TASK TO CARRY OUT:
The records that follow are to be repeated without alteration.

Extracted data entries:
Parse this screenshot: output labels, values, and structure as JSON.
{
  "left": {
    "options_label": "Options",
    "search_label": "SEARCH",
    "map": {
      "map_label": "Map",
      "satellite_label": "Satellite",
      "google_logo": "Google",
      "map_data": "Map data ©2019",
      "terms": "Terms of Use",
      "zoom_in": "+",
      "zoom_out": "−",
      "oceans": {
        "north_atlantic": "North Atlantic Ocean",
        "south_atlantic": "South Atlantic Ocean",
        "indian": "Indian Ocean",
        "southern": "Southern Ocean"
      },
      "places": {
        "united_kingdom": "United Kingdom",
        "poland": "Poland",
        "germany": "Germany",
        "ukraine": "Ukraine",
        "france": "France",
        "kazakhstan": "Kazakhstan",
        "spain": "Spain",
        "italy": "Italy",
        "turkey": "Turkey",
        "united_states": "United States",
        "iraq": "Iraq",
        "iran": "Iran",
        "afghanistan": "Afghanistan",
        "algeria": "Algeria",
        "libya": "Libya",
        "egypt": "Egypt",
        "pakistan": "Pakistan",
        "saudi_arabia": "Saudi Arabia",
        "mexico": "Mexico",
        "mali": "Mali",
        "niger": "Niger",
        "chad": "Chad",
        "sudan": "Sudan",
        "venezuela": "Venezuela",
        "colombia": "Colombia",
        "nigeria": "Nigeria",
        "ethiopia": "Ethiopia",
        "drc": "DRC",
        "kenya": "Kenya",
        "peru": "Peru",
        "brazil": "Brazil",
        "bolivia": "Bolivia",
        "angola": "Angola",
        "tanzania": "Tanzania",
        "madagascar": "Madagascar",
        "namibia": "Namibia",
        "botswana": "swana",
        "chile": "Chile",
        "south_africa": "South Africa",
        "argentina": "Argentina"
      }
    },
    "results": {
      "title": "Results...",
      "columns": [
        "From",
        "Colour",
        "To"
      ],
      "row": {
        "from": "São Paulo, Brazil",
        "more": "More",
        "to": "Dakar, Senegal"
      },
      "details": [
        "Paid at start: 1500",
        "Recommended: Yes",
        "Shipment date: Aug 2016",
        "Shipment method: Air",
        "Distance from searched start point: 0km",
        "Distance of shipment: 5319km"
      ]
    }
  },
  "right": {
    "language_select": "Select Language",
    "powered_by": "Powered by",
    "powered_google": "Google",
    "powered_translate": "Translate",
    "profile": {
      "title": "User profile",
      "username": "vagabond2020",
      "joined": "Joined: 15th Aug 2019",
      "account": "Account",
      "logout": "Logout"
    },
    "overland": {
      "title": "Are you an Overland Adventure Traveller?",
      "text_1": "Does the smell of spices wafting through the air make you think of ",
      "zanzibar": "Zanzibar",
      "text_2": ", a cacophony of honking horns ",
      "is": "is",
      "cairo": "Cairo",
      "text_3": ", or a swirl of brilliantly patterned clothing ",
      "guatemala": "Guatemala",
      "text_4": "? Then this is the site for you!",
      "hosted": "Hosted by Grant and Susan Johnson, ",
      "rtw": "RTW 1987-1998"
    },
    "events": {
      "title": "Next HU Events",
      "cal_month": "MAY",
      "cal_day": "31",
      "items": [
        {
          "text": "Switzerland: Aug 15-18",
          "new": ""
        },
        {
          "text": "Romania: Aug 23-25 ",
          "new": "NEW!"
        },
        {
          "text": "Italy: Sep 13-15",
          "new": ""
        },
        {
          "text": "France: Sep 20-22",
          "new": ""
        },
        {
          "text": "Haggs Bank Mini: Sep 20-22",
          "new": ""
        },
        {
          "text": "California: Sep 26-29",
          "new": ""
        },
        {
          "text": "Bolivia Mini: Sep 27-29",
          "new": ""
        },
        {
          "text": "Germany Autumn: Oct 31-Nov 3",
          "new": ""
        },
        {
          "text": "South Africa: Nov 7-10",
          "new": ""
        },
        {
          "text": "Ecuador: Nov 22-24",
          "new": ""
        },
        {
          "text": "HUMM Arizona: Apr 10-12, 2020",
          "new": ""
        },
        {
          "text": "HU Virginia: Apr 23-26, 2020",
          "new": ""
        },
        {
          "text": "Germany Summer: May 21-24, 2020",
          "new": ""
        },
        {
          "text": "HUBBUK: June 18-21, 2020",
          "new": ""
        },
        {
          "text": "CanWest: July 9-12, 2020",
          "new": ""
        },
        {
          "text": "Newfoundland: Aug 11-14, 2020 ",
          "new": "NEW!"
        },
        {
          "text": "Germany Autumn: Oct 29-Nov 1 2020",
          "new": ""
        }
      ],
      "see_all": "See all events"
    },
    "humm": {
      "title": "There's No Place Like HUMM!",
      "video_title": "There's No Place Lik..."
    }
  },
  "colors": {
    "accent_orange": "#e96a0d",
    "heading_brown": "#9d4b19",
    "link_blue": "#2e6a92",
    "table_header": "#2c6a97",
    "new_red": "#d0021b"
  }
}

OUTPUT FOR THIS EXERCISE:
Parse this screenshot: output labels, values, and structure as JSON.
{
  "left": {
    "options_label": "Options",
    "search_label": "SEARCH",
    "map": {
      "map_label": "Map",
      "satellite_label": "Satellite",
      "google_logo": "Google",
      "map_data": "Map data ©2019",
      "terms": "Terms of Use",
      "zoom_in": "+",
      "zoom_out": "−",
      "oceans": {
        "north_atlantic": "North Atlantic Ocean",
        "south_atlantic": "South Atlantic Ocean",
        "indian": "Indian Ocean",
        "southern": "Southern Ocean"
      },
      "places": {
        "united_kingdom": "United Kingdom",
        "poland": "Poland",
        "germany": "Germany",
        "ukraine": "Ukraine",
        "france": "France",
        "kazakhstan": "Kazakhstan",
        "spain": "Spain",
        "italy": "Italy",
        "turkey": "Turkey",
        "united_states": "United States",
        "iraq": "Iraq",
        "iran": "Iran",
        "afghanistan": "Afghanistan",
        "algeria": "Algeria",
        "libya": "Libya",
        "egypt": "Egypt",
        "pakistan": "Pakistan",
        "saudi_arabia": "Saudi Arabia",
        "mexico": "Mexico",
        "mali": "Mali",
        "niger": "Niger",
        "chad": "Chad",
        "sudan": "Sudan",
        "venezuela": "Venezuela",
        "colombia": "Colombia",
        "nigeria": "Nigeria",
        "ethiopia": "Ethiopia",
        "drc": "DRC",
        "kenya": "Kenya",
        "peru": "Peru",
        "brazil": "Brazil",
        "bolivia": "Bolivia",
        "angola": "Angola",
        "tanzania": "Tanzania",
        "madagascar": "Madagascar",
        "namibia": "Namibia",
        "botswana": "swana",
        "chile": "Chile",
        "south_africa": "South Africa",
        "argentina": "Argentina"
      }
    },
    "results": {
      "title": "Results...",
      "columns": [
        "From",
        "Colour",
        "To"
      ],
      "row": {
        "from": "São Paulo, Brazil",
        "more": "More",
        "to": "Dakar, Senegal"
      },
      "details": [
        "Paid at start: 1500",
        "Recommended: Yes",
        "Shipment date: Aug 2016",
        "Shipment method: Air",
        "Distance from searched start point: 0km",
        "Distance of shipment: 5319km"
      ]
    }
  },
  "right": {
    "language_select": "Select Language",
    "powered_by": "Powered by",
    "powered_google": "Google",
    "powered_translate": "Translate",
    "profile": {
      "title": "User profile",
      "username": "vagabond2020",
      "joined": "Joined: 15th Aug 2019",
      "account": "Account",
      "logout": "Logout"
    },
    "overland": {
      "title": "Are you an Overland Adventure Traveller?",
      "text_1": "Does the smell of spices wafting through the air make you think of ",
      "zanzibar": "Zanzibar",
      "text_2": ", a cacophony of honking horns ",
      "is": "is",
      "cairo": "Cairo",
      "text_3": ", or a swirl of brilliantly patterned clothing ",
      "guatemala": "Guatemala",
      "text_4": "? Then this is the site for you!",
      "hosted": "Hosted by Grant and Susan Johnson, ",
      "rtw": "RTW 1987-1998"
    },
    "events": {
      "title": "Next HU Events",
      "cal_month": "MAY",
      "cal_day": "31",
      "items": [
        {
          "text": "Switzerland: Aug 15-18",
          "new": ""
        },
        {
          "text": "Romania: Aug 23-25 ",
          "new": "NEW!"
        },
        {
          "text": "Italy: Sep 13-15",
          "new": ""
        },
        {
          "text": "France: Sep 20-22",
          "new": ""
        },
        {
          "text": "Haggs Bank Mini: Sep 20-22",
          "new": ""
        },
        {
          "text": "California: Sep 26-29",
          "new": ""
        },
        {
          "text": "Bolivia Mini: Sep 27-29",
          "new": ""
        },
        {
          "text": "Germany Autumn: Oct 31-Nov 3",
          "new": ""
        },
        {
          "text": "South Africa: Nov 7-10",
          "new": ""
        },
        {
          "text": "Ecuador: Nov 22-24",
          "new": ""
        },
        {
          "text": "HUMM Arizona: Apr 10-12, 2020",
          "new": ""
        },
        {
          "text": "HU Virginia: Apr 23-26, 2020",
          "new": ""
        },
        {
          "text": "Germany Summer: May 21-24, 2020",
          "new": ""
        },
        {
          "text": "HUBBUK: June 18-21, 2020",
          "new": ""
        },
        {
          "text": "CanWest: July 9-12, 2020",
          "new": ""
        },
        {
          "text": "Newfoundland: Aug 11-14, 2020 ",
          "new": "NEW!"
        },
        {
          "text": "Germany Autumn: Oct 29-Nov 1 2020",
          "new": ""
        }
      ],
      "see_all": "See all events"
    },
    "humm": {
      "title": "There's No Place Like HUMM!",
      "video_title": "There's No Place Lik..."
    }
  },
  "colors": {
    "accent_orange": "#e96a0d",
    "heading_brown": "#9d4b19",
    "link_blue": "#2e6a92",
    "table_header": "#2c6a97",
    "new_red": "#d0021b"
  }
}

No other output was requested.